▶ Aim of the task
Scan the entries below for the word "Record". Copy each line that has it.

▶ Input rows
-- START --
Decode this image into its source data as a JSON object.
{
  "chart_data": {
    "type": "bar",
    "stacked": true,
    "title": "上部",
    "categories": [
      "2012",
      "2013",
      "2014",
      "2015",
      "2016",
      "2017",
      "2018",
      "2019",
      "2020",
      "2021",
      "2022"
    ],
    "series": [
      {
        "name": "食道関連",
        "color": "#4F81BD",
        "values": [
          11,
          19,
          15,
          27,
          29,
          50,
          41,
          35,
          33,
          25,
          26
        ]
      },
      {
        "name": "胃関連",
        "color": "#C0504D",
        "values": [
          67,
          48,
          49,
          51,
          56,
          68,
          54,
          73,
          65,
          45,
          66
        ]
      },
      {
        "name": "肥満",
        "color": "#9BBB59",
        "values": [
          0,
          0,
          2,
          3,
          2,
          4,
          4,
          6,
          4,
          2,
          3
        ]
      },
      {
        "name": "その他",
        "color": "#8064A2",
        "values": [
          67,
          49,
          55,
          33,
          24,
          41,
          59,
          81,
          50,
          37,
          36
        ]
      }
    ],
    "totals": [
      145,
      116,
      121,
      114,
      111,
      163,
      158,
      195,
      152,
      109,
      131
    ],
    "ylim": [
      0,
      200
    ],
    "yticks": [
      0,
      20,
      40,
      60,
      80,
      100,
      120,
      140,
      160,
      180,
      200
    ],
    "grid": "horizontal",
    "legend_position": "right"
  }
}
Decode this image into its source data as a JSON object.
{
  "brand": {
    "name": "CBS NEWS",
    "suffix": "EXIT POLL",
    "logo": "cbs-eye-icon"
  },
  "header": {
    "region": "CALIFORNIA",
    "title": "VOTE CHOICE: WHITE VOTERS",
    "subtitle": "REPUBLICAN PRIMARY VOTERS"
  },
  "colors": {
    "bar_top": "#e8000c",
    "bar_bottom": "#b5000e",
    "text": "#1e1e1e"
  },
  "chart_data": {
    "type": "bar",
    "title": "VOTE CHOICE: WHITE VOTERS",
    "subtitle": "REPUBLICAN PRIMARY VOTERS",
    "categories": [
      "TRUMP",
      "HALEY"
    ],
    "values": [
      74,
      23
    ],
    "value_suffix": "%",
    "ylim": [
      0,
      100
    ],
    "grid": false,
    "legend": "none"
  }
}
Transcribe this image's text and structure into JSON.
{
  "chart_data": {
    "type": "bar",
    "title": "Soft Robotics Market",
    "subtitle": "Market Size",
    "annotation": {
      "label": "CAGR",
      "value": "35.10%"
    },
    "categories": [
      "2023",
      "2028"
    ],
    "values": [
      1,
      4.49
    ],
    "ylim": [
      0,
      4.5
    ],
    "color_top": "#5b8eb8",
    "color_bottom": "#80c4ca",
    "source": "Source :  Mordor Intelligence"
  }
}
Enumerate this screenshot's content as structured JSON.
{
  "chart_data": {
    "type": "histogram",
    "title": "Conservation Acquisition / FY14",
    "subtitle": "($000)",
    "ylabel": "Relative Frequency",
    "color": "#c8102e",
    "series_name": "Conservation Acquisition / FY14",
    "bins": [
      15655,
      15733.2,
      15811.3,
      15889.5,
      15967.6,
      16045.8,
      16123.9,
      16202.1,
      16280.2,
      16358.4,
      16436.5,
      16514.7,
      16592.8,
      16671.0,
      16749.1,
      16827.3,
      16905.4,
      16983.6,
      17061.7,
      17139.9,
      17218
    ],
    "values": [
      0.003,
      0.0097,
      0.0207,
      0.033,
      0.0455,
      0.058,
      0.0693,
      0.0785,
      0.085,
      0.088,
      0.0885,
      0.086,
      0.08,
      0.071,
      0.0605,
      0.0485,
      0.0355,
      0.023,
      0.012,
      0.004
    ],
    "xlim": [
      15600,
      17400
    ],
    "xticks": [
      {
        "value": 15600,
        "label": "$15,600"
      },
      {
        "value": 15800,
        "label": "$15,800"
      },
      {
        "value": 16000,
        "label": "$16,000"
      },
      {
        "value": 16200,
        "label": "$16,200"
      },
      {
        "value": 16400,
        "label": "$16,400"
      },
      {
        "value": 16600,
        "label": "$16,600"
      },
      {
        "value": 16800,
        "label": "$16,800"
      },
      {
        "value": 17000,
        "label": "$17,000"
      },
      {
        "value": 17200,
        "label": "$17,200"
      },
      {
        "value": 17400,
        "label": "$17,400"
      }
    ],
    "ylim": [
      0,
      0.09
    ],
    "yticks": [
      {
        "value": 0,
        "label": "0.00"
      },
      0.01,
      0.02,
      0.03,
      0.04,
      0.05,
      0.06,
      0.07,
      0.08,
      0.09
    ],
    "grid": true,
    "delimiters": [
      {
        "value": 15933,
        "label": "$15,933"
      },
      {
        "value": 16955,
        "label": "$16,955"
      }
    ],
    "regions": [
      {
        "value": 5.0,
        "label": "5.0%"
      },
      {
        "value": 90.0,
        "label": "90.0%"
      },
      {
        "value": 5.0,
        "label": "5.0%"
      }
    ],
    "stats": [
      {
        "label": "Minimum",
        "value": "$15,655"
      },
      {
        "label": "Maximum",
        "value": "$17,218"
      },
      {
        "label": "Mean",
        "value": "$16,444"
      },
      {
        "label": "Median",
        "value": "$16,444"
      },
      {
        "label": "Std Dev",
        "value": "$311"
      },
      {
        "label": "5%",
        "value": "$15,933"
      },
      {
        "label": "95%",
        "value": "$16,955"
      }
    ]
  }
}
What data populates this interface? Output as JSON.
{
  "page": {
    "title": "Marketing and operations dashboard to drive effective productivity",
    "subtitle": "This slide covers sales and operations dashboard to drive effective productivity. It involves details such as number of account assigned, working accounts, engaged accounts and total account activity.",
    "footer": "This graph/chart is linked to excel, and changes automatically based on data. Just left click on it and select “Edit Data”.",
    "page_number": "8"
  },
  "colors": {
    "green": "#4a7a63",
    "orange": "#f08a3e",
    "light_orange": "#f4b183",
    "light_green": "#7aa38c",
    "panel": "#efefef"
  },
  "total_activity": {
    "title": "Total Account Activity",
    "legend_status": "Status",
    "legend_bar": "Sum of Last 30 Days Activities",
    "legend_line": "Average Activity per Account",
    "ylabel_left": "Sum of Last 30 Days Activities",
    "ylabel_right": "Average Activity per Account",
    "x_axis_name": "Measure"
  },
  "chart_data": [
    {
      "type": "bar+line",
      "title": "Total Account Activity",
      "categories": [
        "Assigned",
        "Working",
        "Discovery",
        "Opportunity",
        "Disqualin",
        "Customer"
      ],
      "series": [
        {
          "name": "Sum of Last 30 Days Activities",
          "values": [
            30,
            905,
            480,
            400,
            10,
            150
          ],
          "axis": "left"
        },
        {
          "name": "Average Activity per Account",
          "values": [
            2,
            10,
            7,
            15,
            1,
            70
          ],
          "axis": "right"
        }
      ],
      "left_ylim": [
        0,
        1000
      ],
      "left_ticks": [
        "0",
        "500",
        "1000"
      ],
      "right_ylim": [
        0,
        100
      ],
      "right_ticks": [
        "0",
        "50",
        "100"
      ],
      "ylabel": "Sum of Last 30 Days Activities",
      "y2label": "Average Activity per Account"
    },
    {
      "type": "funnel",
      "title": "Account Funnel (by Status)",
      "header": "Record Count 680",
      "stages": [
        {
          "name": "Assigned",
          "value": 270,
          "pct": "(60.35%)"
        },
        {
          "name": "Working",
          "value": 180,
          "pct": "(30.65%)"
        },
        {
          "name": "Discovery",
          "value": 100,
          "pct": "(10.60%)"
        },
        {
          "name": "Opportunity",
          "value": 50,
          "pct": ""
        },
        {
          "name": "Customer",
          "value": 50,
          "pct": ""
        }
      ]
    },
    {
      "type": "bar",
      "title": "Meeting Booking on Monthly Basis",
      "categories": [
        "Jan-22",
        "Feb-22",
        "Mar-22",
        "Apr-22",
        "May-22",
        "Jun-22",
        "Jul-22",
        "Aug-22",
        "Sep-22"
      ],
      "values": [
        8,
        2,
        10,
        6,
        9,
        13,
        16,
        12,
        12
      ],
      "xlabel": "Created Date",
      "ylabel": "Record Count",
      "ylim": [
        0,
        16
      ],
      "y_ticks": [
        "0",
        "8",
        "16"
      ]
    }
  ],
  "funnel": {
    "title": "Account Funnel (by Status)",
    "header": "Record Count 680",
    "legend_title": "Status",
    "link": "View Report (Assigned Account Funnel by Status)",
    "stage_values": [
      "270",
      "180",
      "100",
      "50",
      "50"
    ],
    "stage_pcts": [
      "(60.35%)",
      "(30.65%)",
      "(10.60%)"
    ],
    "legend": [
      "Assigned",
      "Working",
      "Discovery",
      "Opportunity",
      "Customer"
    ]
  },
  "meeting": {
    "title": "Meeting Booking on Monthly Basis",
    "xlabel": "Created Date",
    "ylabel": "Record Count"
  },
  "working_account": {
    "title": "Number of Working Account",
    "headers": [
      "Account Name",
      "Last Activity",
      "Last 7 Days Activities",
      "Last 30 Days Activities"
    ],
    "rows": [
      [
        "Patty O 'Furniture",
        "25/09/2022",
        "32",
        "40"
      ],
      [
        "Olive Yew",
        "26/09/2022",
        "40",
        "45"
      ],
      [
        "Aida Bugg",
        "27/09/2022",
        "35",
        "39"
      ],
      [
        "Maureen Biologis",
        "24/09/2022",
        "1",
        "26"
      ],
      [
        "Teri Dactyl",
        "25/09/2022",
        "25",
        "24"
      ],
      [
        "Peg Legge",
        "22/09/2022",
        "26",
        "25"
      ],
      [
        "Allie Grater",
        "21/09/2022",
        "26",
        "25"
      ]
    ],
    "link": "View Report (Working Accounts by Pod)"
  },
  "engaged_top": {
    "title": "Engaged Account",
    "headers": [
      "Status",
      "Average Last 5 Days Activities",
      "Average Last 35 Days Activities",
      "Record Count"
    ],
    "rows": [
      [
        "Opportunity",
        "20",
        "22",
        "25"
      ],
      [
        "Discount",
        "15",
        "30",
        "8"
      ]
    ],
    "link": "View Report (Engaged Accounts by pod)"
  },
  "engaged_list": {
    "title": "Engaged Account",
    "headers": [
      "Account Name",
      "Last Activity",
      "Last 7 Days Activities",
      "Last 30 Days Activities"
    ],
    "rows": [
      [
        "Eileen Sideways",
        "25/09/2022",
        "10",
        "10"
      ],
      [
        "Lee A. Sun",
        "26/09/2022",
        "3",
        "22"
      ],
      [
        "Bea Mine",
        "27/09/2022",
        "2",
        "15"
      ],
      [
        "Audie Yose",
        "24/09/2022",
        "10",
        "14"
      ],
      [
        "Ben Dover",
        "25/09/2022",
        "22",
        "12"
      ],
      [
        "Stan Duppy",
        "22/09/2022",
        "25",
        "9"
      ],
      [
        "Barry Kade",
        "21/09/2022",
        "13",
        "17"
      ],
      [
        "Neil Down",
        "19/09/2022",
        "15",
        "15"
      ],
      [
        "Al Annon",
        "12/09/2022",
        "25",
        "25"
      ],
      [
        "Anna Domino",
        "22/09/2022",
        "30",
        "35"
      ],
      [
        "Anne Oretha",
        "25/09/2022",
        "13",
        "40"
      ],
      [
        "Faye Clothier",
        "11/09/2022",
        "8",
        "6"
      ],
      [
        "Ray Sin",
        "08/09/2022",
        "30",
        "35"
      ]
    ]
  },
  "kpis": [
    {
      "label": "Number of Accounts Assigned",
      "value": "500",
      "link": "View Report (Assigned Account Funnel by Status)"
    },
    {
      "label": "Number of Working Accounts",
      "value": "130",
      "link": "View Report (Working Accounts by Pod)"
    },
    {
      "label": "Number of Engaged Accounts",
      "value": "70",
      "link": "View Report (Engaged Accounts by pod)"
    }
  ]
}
-- END --
▶ Task answer
      "header": "Record Count 680",
      "ylabel": "Record Count",
    "header": "Record Count 680",
    "ylabel": "Record Count"
      "Record Count"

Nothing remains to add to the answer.